» **Exercise objective**
Output each of the following lines verbatim, leaving out the pictures.

» **Excerpted data**
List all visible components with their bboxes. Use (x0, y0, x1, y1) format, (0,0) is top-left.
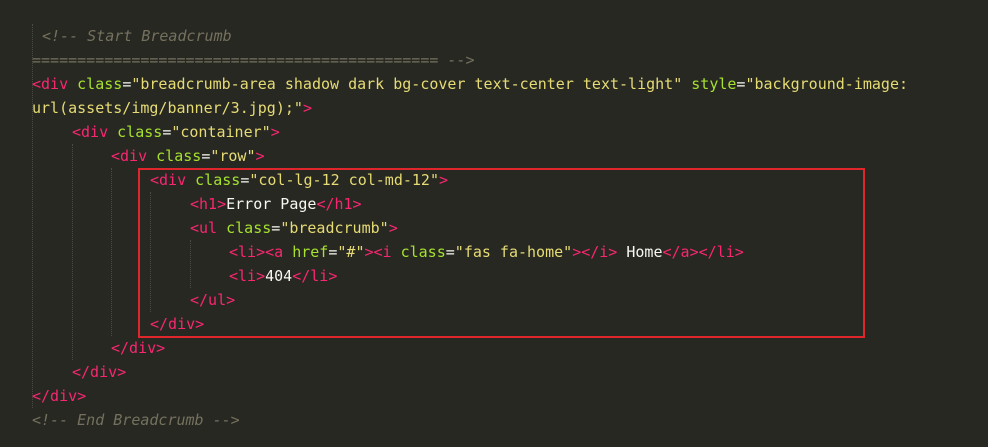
code-line[interactable]: </div> (32, 384, 86, 408)
code-line[interactable]: </div> (111, 336, 165, 360)
comment-end: <!-- End Breadcrumb --> (32, 411, 240, 429)
highlight-box (138, 168, 865, 338)
indent-guide (111, 168, 112, 336)
code-line[interactable]: <div class="row"> (111, 144, 265, 168)
attr-value: url(assets/img/banner/3.jpg);" (32, 99, 303, 117)
code-line[interactable]: <!-- Start Breadcrumb (42, 24, 232, 48)
attr-value: "row" (210, 147, 256, 165)
code-line[interactable]: <div class="container"> (72, 120, 280, 144)
attr-value: "breadcrumb-area shadow dark bg-cover te… (131, 75, 683, 93)
attr-name: style (691, 75, 737, 93)
attr-value: "container" (171, 123, 271, 141)
code-line[interactable]: <div class="breadcrumb-area shadow dark … (32, 72, 908, 96)
tag-open: <div (32, 75, 69, 93)
comment-separator: ========================================… (32, 51, 475, 69)
comment-start: <!-- Start Breadcrumb (42, 27, 232, 45)
code-line[interactable]: ========================================… (32, 48, 475, 72)
attr-name: class (77, 75, 123, 93)
attr-value: "background-image: (745, 75, 909, 93)
code-editor[interactable]: <!-- Start Breadcrumb ==================… (0, 0, 988, 447)
code-line[interactable]: <!-- End Breadcrumb --> (32, 408, 240, 432)
code-line[interactable]: </div> (72, 360, 126, 384)
code-line[interactable]: url(assets/img/banner/3.jpg);"> (32, 96, 312, 120)
indent-guide (72, 144, 73, 360)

» **Worked solution**
List all visible components with their bboxes. Use (x0, y0, x1, y1) format, (0,0) is top-left.
code-line[interactable]: </div> (32, 384, 86, 408)
code-line[interactable]: </div> (111, 336, 165, 360)
comment-end: <!-- End Breadcrumb --> (32, 411, 240, 429)
highlight-box (138, 168, 865, 338)
indent-guide (111, 168, 112, 336)
code-line[interactable]: <div class="row"> (111, 144, 265, 168)
attr-value: url(assets/img/banner/3.jpg);" (32, 99, 303, 117)
code-line[interactable]: <!-- Start Breadcrumb (42, 24, 232, 48)
attr-value: "row" (210, 147, 256, 165)
code-line[interactable]: <div class="container"> (72, 120, 280, 144)
attr-value: "breadcrumb-area shadow dark bg-cover te… (131, 75, 683, 93)
attr-name: style (691, 75, 737, 93)
attr-value: "container" (171, 123, 271, 141)
code-line[interactable]: <div class="breadcrumb-area shadow dark … (32, 72, 908, 96)
tag-open: <div (32, 75, 69, 93)
comment-separator: ========================================… (32, 51, 475, 69)
comment-start: <!-- Start Breadcrumb (42, 27, 232, 45)
code-line[interactable]: ========================================… (32, 48, 475, 72)
attr-name: class (77, 75, 123, 93)
attr-value: "background-image: (745, 75, 909, 93)
code-editor[interactable]: <!-- Start Breadcrumb ==================… (0, 0, 988, 447)
code-line[interactable]: <!-- End Breadcrumb --> (32, 408, 240, 432)
code-line[interactable]: </div> (72, 360, 126, 384)
code-line[interactable]: url(assets/img/banner/3.jpg);"> (32, 96, 312, 120)
indent-guide (72, 144, 73, 360)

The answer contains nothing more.